▸ **GIVEN EXERCISE**
Single out the lines of the material that contain "Embeddings" and copy them.

Start DATA PROVIDED

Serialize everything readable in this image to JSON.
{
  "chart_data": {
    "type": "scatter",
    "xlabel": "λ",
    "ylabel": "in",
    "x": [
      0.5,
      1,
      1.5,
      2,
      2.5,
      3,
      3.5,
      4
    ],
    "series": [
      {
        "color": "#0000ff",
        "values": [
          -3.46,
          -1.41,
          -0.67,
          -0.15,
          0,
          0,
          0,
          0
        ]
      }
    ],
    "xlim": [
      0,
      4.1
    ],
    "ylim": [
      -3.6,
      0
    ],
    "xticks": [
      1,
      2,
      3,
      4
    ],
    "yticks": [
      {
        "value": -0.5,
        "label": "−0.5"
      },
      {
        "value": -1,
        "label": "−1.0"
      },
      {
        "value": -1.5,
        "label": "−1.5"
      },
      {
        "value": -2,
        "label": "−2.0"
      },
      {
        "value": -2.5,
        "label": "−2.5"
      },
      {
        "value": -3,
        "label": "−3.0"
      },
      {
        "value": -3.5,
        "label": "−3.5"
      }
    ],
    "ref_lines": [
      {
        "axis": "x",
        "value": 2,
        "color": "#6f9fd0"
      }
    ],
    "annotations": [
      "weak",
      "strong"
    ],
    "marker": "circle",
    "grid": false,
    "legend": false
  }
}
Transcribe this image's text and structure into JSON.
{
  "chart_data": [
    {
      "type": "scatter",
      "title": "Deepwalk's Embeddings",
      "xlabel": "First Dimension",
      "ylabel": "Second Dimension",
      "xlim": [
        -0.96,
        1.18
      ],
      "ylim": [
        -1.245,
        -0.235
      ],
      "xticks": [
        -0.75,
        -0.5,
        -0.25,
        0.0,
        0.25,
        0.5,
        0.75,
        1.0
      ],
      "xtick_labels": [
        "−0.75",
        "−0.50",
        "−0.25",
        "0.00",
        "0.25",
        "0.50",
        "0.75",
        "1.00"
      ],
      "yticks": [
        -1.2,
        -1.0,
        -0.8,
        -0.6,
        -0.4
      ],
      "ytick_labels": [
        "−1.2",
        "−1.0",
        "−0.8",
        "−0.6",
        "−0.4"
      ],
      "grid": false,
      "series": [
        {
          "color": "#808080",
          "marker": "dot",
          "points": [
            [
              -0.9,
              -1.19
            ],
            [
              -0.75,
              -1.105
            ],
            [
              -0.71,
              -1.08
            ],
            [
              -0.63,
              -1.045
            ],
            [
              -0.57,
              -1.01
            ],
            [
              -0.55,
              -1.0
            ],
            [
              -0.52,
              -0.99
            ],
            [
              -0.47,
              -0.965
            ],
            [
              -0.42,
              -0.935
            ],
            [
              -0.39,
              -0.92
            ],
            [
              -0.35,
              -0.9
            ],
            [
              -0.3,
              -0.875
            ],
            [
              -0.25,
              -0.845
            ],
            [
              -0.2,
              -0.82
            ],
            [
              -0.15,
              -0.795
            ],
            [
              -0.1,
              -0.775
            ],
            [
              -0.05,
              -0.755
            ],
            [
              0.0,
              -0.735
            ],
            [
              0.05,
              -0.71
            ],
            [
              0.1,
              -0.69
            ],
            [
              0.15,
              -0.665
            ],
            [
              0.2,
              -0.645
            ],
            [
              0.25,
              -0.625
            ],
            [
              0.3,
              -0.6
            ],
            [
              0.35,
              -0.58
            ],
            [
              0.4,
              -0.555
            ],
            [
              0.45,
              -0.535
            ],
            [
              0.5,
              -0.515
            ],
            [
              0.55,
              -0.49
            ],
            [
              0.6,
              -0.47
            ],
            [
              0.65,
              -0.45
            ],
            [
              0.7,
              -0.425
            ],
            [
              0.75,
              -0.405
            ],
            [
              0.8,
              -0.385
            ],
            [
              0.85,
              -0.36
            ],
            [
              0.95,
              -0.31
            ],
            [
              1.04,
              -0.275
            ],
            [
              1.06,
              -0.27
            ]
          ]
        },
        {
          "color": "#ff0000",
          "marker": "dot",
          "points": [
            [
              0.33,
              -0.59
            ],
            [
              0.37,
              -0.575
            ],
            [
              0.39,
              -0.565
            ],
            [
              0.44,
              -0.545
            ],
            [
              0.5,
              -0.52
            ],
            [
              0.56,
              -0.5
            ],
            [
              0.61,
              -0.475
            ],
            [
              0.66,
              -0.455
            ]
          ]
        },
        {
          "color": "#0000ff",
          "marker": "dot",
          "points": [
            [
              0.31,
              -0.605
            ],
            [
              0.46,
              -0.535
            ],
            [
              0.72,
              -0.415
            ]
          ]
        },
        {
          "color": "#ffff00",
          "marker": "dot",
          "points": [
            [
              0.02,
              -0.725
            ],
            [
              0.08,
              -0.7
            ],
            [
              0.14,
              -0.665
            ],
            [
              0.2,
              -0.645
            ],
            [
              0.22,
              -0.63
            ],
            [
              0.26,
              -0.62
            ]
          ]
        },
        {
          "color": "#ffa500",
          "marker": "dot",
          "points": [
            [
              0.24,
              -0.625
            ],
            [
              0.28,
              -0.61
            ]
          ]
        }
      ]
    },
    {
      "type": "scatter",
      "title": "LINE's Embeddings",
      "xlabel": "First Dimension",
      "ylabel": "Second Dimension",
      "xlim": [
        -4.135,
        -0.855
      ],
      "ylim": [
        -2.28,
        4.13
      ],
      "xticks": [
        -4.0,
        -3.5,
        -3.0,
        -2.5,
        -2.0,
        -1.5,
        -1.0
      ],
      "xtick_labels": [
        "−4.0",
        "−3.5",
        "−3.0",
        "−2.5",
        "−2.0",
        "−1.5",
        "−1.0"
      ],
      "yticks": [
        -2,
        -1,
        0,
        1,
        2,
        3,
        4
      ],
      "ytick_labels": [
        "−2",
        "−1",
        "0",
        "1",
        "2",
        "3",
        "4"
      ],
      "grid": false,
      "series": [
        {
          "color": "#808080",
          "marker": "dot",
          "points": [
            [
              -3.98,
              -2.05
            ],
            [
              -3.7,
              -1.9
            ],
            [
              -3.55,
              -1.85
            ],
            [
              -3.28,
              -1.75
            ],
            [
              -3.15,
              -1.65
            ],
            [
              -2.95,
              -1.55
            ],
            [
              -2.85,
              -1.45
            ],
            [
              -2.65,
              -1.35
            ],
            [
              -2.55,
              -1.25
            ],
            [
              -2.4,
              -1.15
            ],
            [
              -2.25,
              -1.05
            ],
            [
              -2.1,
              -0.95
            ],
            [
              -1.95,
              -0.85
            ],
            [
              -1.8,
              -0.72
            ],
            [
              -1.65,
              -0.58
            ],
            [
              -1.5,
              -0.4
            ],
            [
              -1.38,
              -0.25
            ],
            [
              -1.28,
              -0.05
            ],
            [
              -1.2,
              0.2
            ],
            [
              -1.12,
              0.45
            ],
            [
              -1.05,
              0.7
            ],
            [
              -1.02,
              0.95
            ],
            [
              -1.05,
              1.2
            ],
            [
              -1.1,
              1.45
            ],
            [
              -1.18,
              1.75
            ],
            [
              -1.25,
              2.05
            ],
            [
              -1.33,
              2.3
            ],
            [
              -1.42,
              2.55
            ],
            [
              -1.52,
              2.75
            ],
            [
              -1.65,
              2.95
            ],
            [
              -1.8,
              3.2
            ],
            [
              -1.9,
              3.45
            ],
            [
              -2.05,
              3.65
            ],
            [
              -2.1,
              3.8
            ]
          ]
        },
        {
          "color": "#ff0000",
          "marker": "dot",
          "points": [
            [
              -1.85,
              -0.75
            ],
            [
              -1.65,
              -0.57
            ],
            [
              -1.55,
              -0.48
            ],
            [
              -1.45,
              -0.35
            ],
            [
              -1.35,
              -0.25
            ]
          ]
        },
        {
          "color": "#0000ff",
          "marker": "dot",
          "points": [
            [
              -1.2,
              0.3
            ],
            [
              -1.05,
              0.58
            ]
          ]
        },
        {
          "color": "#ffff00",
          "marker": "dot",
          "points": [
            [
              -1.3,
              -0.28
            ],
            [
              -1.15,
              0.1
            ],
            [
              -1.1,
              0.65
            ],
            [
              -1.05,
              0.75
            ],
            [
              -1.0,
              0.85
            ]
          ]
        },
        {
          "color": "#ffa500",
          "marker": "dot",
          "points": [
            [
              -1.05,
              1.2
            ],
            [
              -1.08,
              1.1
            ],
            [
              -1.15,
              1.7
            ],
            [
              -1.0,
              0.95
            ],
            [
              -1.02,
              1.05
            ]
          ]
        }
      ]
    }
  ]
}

End DATA PROVIDED

▸ **THE COMPLETED TASK**
      "title": "Deepwalk's Embeddings",
      "title": "LINE's Embeddings",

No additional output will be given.